╭──

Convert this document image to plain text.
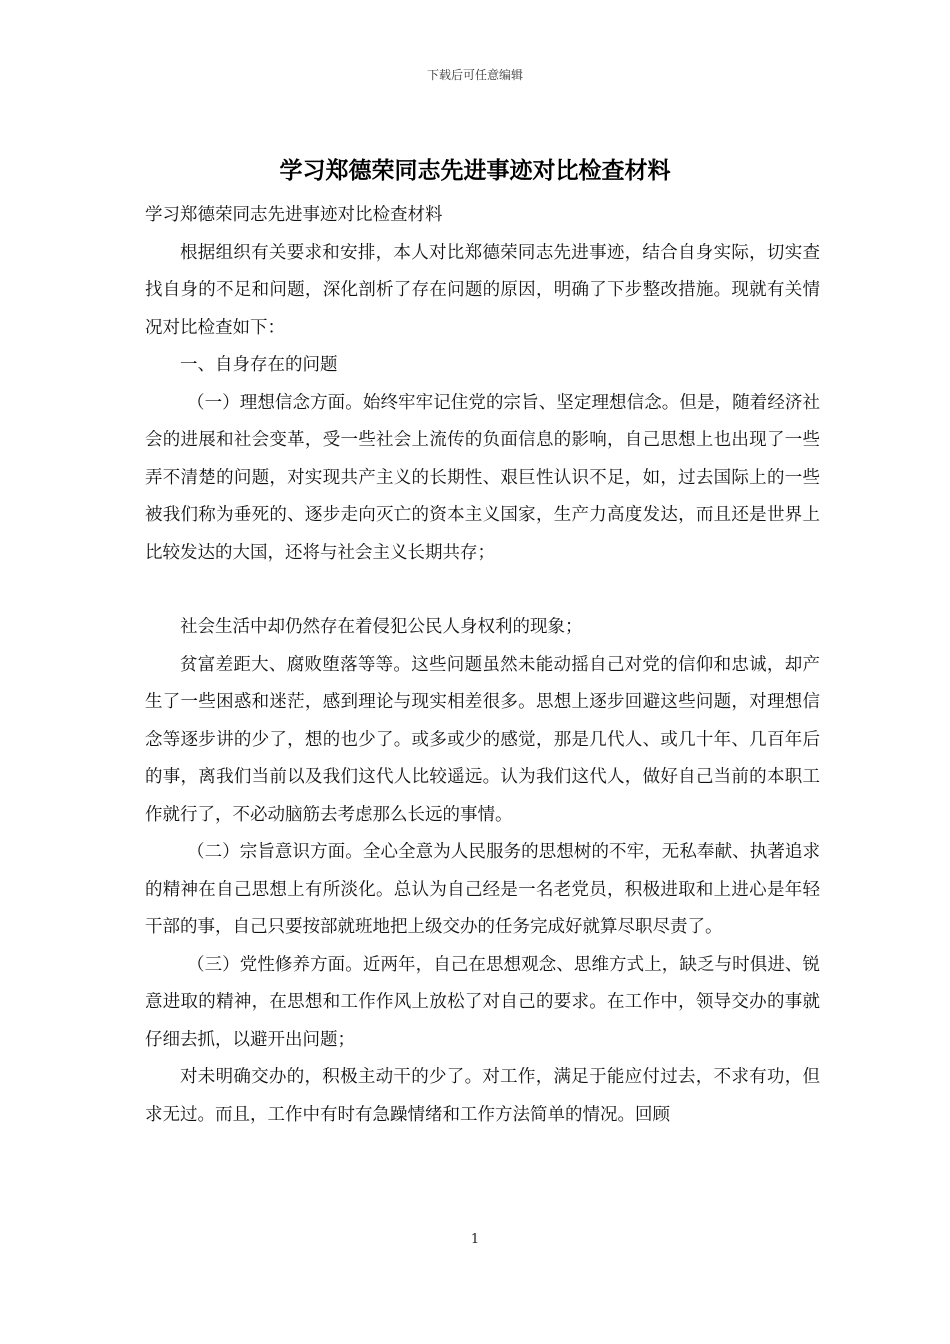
下载后可任意编辑
学习郑德荣同志先进事迹对比检查材料

学习郑德荣同志先进事迹对比检查材料

根据组织有关要求和安排，本人对比郑德荣同志先进事迹，结合自身实际，切实查找自身的不足和问题，深化剖析了存在问题的原因，明确了下步整改措施。现就有关情况对比检查如下：

一、自身存在的问题

（一）理想信念方面。始终牢牢记住党的宗旨、坚定理想信念。但是，随着经济社会的进展和社会变革，受一些社会上流传的负面信息的影响，自己思想上也出现了一些弄不清楚的问题，对实现共产主义的长期性、艰巨性认识不足，如，过去国际上的一些被我们称为垂死的、逐步走向灭亡的资本主义国家，生产力高度发达，而且还是世界上比较发达的大国，还将与社会主义长期共存；

社会生活中却仍然存在着侵犯公民人身权利的现象；

贫富差距大、腐败堕落等等。这些问题虽然未能动摇自己对党的信仰和忠诚，却产生了一些困惑和迷茫，感到理论与现实相差很多。思想上逐步回避这些问题，对理想信念等逐步讲的少了，想的也少了。或多或少的感觉，那是几代人、或几十年、几百年后的事，离我们当前以及我们这代人比较遥远。认为我们这代人，做好自己当前的本职工作就行了，不必动脑筋去考虑那么长远的事情。

（二）宗旨意识方面。全心全意为人民服务的思想树的不牢，无私奉献、执著追求的精神在自己思想上有所淡化。总认为自己经是一名老党员，积极进取和上进心是年轻干部的事，自己只要按部就班地把上级交办的任务完成好就算尽职尽责了。

（三）党性修养方面。近两年，自己在思想观念、思维方式上，缺乏与时俱进、锐意进取的精神，在思想和工作作风上放松了对自己的要求。在工作中，领导交办的事就仔细去抓，以避开出问题；

对未明确交办的，积极主动干的少了。对工作，满足于能应付过去，不求有功，但求无过。而且，工作中有时有急躁情绪和工作方法简单的情况。回顾

1
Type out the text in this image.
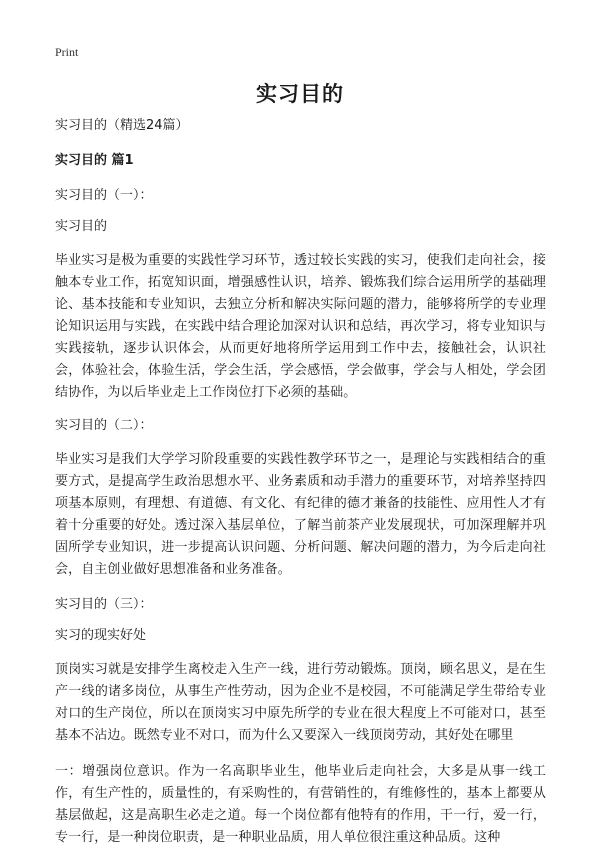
Print
实习目的

实习目的（精选24篇）

实习目的 篇1

实习目的（一）：

实习目的

毕业实习是极为重要的实践性学习环节，透过较长实践的实习，使我们走向社会，接触本专业工作，拓宽知识面，增强感性认识，培养、锻炼我们综合运用所学的基础理论、基本技能和专业知识，去独立分析和解决实际问题的潜力，能够将所学的专业理论知识运用与实践，在实践中结合理论加深对认识和总结，再次学习，将专业知识与实践接轨，逐步认识体会，从而更好地将所学运用到工作中去，接触社会，认识社会，体验社会，体验生活，学会生活，学会感悟，学会做事，学会与人相处，学会团结协作，为以后毕业走上工作岗位打下必须的基础。

实习目的（二）：

毕业实习是我们大学学习阶段重要的实践性教学环节之一，是理论与实践相结合的重要方式，是提高学生政治思想水平、业务素质和动手潜力的重要环节，对培养坚持四项基本原则，有理想、有道德、有文化、有纪律的德才兼备的技能性、应用性人才有着十分重要的好处。透过深入基层单位，了解当前茶产业发展现状，可加深理解并巩固所学专业知识，进一步提高认识问题、分析问题、解决问题的潜力，为今后走向社会，自主创业做好思想准备和业务准备。

实习目的（三）：

实习的现实好处

顶岗实习就是安排学生离校走入生产一线，进行劳动锻炼。顶岗，顾名思义，是在生产一线的诸多岗位，从事生产性劳动，因为企业不是校园，不可能满足学生带给专业对口的生产岗位，所以在顶岗实习中原先所学的专业在很大程度上不可能对口，甚至基本不沾边。既然专业不对口，而为什么又要深入一线顶岗劳动，其好处在哪里

一：增强岗位意识。作为一名高职毕业生，他毕业后走向社会，大多是从事一线工作，有生产性的，质量性的，有采购性的，有营销性的，有维修性的，基本上都要从基层做起，这是高职生必走之道。每一个岗位都有他特有的作用，干一行，爱一行，专一行，是一种岗位职责，是一种职业品质，用人单位很注重这种品质。这种
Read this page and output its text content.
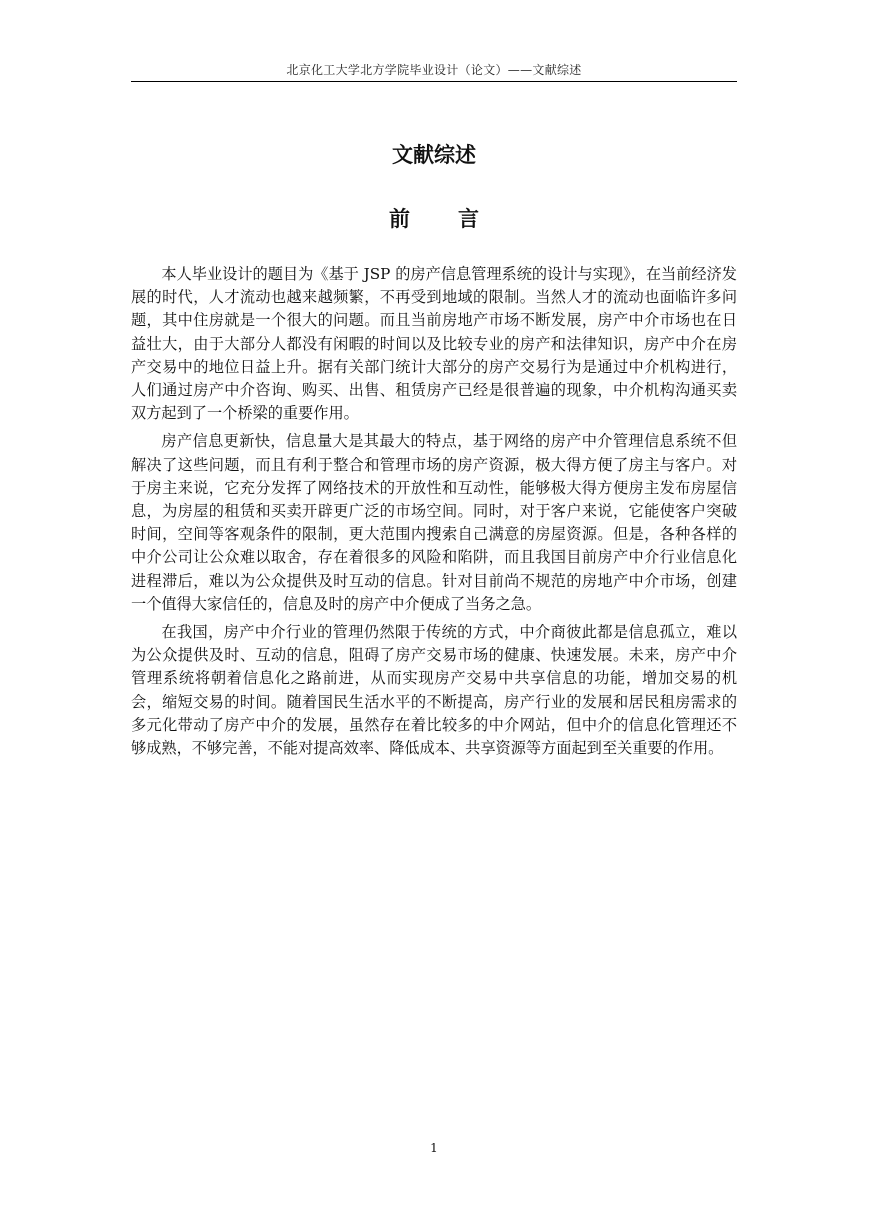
北京化工大学北方学院毕业设计（论文）——文献综述
文献综述
前言

本人毕业设计的题目为《基于 JSP 的房产信息管理系统的设计与实现》，在当前经济发展的时代，人才流动也越来越频繁，不再受到地域的限制。当然人才的流动也面临许多问题，其中住房就是一个很大的问题。而且当前房地产市场不断发展，房产中介市场也在日益壮大，由于大部分人都没有闲暇的时间以及比较专业的房产和法律知识，房产中介在房产交易中的地位日益上升。据有关部门统计大部分的房产交易行为是通过中介机构进行，人们通过房产中介咨询、购买、出售、租赁房产已经是很普遍的现象，中介机构沟通买卖双方起到了一个桥梁的重要作用。

房产信息更新快，信息量大是其最大的特点，基于网络的房产中介管理信息系统不但解决了这些问题，而且有利于整合和管理市场的房产资源，极大得方便了房主与客户。对于房主来说，它充分发挥了网络技术的开放性和互动性，能够极大得方便房主发布房屋信息，为房屋的租赁和买卖开辟更广泛的市场空间。同时，对于客户来说，它能使客户突破时间，空间等客观条件的限制，更大范围内搜索自己满意的房屋资源。但是，各种各样的中介公司让公众难以取舍，存在着很多的风险和陷阱，而且我国目前房产中介行业信息化进程滞后，难以为公众提供及时互动的信息。针对目前尚不规范的房地产中介市场，创建一个值得大家信任的，信息及时的房产中介便成了当务之急。

在我国，房产中介行业的管理仍然限于传统的方式，中介商彼此都是信息孤立，难以为公众提供及时、互动的信息，阻碍了房产交易市场的健康、快速发展。未来，房产中介管理系统将朝着信息化之路前进，从而实现房产交易中共享信息的功能，增加交易的机会，缩短交易的时间。随着国民生活水平的不断提高，房产行业的发展和居民租房需求的多元化带动了房产中介的发展，虽然存在着比较多的中介网站，但中介的信息化管理还不够成熟，不够完善，不能对提高效率、降低成本、共享资源等方面起到至关重要的作用。

1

╰──

**WHAT IS BEING ASKED**: Apart from the pictures, the entries above are to be repeated in full and exactly.

**TASK RESPONSE**:
Convert this document image to plain text.
下载后可任意编辑
学习郑德荣同志先进事迹对比检查材料

学习郑德荣同志先进事迹对比检查材料

根据组织有关要求和安排，本人对比郑德荣同志先进事迹，结合自身实际，切实查找自身的不足和问题，深化剖析了存在问题的原因，明确了下步整改措施。现就有关情况对比检查如下：

一、自身存在的问题

（一）理想信念方面。始终牢牢记住党的宗旨、坚定理想信念。但是，随着经济社会的进展和社会变革，受一些社会上流传的负面信息的影响，自己思想上也出现了一些弄不清楚的问题，对实现共产主义的长期性、艰巨性认识不足，如，过去国际上的一些被我们称为垂死的、逐步走向灭亡的资本主义国家，生产力高度发达，而且还是世界上比较发达的大国，还将与社会主义长期共存；

社会生活中却仍然存在着侵犯公民人身权利的现象；

贫富差距大、腐败堕落等等。这些问题虽然未能动摇自己对党的信仰和忠诚，却产生了一些困惑和迷茫，感到理论与现实相差很多。思想上逐步回避这些问题，对理想信念等逐步讲的少了，想的也少了。或多或少的感觉，那是几代人、或几十年、几百年后的事，离我们当前以及我们这代人比较遥远。认为我们这代人，做好自己当前的本职工作就行了，不必动脑筋去考虑那么长远的事情。

（二）宗旨意识方面。全心全意为人民服务的思想树的不牢，无私奉献、执著追求的精神在自己思想上有所淡化。总认为自己经是一名老党员，积极进取和上进心是年轻干部的事，自己只要按部就班地把上级交办的任务完成好就算尽职尽责了。

（三）党性修养方面。近两年，自己在思想观念、思维方式上，缺乏与时俱进、锐意进取的精神，在思想和工作作风上放松了对自己的要求。在工作中，领导交办的事就仔细去抓，以避开出问题；

对未明确交办的，积极主动干的少了。对工作，满足于能应付过去，不求有功，但求无过。而且，工作中有时有急躁情绪和工作方法简单的情况。回顾

1
Type out the text in this image.
Print
实习目的

实习目的（精选24篇）

实习目的 篇1

实习目的（一）：

实习目的

毕业实习是极为重要的实践性学习环节，透过较长实践的实习，使我们走向社会，接触本专业工作，拓宽知识面，增强感性认识，培养、锻炼我们综合运用所学的基础理论、基本技能和专业知识，去独立分析和解决实际问题的潜力，能够将所学的专业理论知识运用与实践，在实践中结合理论加深对认识和总结，再次学习，将专业知识与实践接轨，逐步认识体会，从而更好地将所学运用到工作中去，接触社会，认识社会，体验社会，体验生活，学会生活，学会感悟，学会做事，学会与人相处，学会团结协作，为以后毕业走上工作岗位打下必须的基础。

实习目的（二）：

毕业实习是我们大学学习阶段重要的实践性教学环节之一，是理论与实践相结合的重要方式，是提高学生政治思想水平、业务素质和动手潜力的重要环节，对培养坚持四项基本原则，有理想、有道德、有文化、有纪律的德才兼备的技能性、应用性人才有着十分重要的好处。透过深入基层单位，了解当前茶产业发展现状，可加深理解并巩固所学专业知识，进一步提高认识问题、分析问题、解决问题的潜力，为今后走向社会，自主创业做好思想准备和业务准备。

实习目的（三）：

实习的现实好处

顶岗实习就是安排学生离校走入生产一线，进行劳动锻炼。顶岗，顾名思义，是在生产一线的诸多岗位，从事生产性劳动，因为企业不是校园，不可能满足学生带给专业对口的生产岗位，所以在顶岗实习中原先所学的专业在很大程度上不可能对口，甚至基本不沾边。既然专业不对口，而为什么又要深入一线顶岗劳动，其好处在哪里

一：增强岗位意识。作为一名高职毕业生，他毕业后走向社会，大多是从事一线工作，有生产性的，质量性的，有采购性的，有营销性的，有维修性的，基本上都要从基层做起，这是高职生必走之道。每一个岗位都有他特有的作用，干一行，爱一行，专一行，是一种岗位职责，是一种职业品质，用人单位很注重这种品质。这种
Read this page and output its text content.
北京化工大学北方学院毕业设计（论文）——文献综述
文献综述
前言

本人毕业设计的题目为《基于 JSP 的房产信息管理系统的设计与实现》，在当前经济发展的时代，人才流动也越来越频繁，不再受到地域的限制。当然人才的流动也面临许多问题，其中住房就是一个很大的问题。而且当前房地产市场不断发展，房产中介市场也在日益壮大，由于大部分人都没有闲暇的时间以及比较专业的房产和法律知识，房产中介在房产交易中的地位日益上升。据有关部门统计大部分的房产交易行为是通过中介机构进行，人们通过房产中介咨询、购买、出售、租赁房产已经是很普遍的现象，中介机构沟通买卖双方起到了一个桥梁的重要作用。

房产信息更新快，信息量大是其最大的特点，基于网络的房产中介管理信息系统不但解决了这些问题，而且有利于整合和管理市场的房产资源，极大得方便了房主与客户。对于房主来说，它充分发挥了网络技术的开放性和互动性，能够极大得方便房主发布房屋信息，为房屋的租赁和买卖开辟更广泛的市场空间。同时，对于客户来说，它能使客户突破时间，空间等客观条件的限制，更大范围内搜索自己满意的房屋资源。但是，各种各样的中介公司让公众难以取舍，存在着很多的风险和陷阱，而且我国目前房产中介行业信息化进程滞后，难以为公众提供及时互动的信息。针对目前尚不规范的房地产中介市场，创建一个值得大家信任的，信息及时的房产中介便成了当务之急。

在我国，房产中介行业的管理仍然限于传统的方式，中介商彼此都是信息孤立，难以为公众提供及时、互动的信息，阻碍了房产交易市场的健康、快速发展。未来，房产中介管理系统将朝着信息化之路前进，从而实现房产交易中共享信息的功能，增加交易的机会，缩短交易的时间。随着国民生活水平的不断提高，房产行业的发展和居民租房需求的多元化带动了房产中介的发展，虽然存在着比较多的中介网站，但中介的信息化管理还不够成熟，不够完善，不能对提高效率、降低成本、共享资源等方面起到至关重要的作用。

1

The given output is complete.